## OBJECTIVE
Gather the lines below that include the string "time", copying each in full.

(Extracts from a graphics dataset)
-*-
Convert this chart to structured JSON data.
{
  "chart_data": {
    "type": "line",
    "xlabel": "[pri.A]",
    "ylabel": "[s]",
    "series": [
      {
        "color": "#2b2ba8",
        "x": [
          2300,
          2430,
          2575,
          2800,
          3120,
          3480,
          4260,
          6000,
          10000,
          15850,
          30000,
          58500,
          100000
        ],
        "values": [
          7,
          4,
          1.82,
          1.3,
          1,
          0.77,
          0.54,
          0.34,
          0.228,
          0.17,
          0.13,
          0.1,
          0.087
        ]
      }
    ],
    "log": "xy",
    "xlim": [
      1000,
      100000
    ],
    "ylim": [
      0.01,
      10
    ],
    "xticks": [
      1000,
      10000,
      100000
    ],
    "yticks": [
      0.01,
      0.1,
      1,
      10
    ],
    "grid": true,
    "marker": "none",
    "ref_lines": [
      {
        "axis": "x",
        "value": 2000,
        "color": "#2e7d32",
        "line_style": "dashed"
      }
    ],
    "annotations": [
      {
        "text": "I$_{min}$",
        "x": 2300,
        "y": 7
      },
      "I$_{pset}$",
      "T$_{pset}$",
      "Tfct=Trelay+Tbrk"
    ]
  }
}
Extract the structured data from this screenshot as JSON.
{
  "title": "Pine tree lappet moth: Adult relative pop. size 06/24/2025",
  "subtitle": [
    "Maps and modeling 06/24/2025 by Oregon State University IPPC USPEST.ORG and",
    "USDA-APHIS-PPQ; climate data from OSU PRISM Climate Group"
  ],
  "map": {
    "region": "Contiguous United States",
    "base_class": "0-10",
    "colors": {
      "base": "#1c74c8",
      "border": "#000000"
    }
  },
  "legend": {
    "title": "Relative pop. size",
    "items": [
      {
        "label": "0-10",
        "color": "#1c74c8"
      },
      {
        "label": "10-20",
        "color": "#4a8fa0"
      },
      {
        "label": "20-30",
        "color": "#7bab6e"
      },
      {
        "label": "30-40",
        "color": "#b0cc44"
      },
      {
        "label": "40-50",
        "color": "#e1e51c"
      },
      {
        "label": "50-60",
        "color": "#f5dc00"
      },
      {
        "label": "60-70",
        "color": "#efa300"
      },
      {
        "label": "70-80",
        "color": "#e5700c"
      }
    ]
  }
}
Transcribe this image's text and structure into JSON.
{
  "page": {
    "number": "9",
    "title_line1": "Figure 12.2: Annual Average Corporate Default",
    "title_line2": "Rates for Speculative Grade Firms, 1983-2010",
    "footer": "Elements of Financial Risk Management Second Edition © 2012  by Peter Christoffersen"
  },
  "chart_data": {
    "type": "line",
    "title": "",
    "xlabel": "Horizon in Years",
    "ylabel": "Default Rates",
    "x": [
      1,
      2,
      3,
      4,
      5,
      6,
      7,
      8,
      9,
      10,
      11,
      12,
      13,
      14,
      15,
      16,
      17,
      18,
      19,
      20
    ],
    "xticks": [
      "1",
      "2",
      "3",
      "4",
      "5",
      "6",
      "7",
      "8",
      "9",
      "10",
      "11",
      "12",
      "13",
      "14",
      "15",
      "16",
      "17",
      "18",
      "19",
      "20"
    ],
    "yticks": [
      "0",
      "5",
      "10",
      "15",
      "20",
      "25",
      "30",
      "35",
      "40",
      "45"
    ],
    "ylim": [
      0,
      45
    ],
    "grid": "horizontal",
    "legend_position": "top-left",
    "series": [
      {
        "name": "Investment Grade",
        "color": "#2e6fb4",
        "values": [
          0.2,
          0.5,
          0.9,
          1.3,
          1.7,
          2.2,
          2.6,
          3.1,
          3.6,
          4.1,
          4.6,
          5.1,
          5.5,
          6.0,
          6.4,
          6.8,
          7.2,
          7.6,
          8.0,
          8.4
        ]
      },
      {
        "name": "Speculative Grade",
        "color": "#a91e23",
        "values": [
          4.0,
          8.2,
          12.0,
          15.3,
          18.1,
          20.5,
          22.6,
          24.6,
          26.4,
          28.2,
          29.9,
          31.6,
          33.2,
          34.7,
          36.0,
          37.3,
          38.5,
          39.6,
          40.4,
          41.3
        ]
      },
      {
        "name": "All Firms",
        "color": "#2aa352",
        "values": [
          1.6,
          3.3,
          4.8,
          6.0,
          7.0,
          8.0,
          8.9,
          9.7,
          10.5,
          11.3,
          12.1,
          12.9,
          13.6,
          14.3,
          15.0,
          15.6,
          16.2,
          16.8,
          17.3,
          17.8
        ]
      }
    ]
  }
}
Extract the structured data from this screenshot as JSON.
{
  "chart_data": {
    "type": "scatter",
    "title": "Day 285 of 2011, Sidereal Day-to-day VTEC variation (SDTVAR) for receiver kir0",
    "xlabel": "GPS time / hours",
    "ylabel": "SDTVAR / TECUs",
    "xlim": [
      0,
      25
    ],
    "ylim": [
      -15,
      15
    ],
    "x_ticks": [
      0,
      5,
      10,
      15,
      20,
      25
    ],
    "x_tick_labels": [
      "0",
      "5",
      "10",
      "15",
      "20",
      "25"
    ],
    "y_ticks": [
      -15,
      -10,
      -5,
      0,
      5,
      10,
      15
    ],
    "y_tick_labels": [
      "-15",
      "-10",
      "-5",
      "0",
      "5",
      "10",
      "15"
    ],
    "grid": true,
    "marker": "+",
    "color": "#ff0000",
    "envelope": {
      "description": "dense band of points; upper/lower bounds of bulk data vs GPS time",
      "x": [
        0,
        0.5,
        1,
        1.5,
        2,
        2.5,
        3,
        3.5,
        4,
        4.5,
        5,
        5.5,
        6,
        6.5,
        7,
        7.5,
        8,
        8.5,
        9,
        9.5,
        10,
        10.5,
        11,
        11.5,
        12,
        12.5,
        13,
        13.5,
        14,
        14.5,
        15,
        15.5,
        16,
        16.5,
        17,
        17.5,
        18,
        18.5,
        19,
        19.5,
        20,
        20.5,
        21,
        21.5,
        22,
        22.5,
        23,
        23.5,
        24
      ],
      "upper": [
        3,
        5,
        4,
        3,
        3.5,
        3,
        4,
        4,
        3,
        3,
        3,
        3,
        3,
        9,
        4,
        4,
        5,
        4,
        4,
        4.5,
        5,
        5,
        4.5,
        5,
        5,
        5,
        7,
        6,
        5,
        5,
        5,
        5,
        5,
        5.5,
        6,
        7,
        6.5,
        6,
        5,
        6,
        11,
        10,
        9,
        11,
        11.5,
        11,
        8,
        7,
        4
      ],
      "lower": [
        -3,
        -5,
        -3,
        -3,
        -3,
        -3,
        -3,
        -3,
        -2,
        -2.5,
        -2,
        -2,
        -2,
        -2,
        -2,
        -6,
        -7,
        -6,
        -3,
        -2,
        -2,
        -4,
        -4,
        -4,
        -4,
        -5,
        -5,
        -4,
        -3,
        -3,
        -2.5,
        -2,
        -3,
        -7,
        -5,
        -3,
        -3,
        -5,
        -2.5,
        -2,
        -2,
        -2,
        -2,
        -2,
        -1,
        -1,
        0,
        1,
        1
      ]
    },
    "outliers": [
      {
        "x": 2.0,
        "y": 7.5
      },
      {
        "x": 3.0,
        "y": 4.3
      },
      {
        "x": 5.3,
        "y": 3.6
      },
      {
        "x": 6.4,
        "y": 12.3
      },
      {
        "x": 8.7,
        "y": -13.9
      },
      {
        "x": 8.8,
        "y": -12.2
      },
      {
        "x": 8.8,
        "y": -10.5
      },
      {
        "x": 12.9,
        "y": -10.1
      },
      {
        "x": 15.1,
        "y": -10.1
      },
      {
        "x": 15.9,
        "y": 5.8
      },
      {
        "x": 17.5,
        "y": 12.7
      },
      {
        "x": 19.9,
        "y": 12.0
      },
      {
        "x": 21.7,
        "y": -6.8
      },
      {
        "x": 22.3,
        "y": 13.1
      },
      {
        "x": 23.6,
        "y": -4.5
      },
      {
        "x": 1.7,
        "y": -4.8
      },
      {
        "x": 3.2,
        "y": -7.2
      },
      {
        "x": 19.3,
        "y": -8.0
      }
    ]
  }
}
-*-
## WRITTEN ANSWER
    "xlabel": "GPS time / hours",
      "description": "dense band of points; upper/lower bounds of bulk data vs GPS time",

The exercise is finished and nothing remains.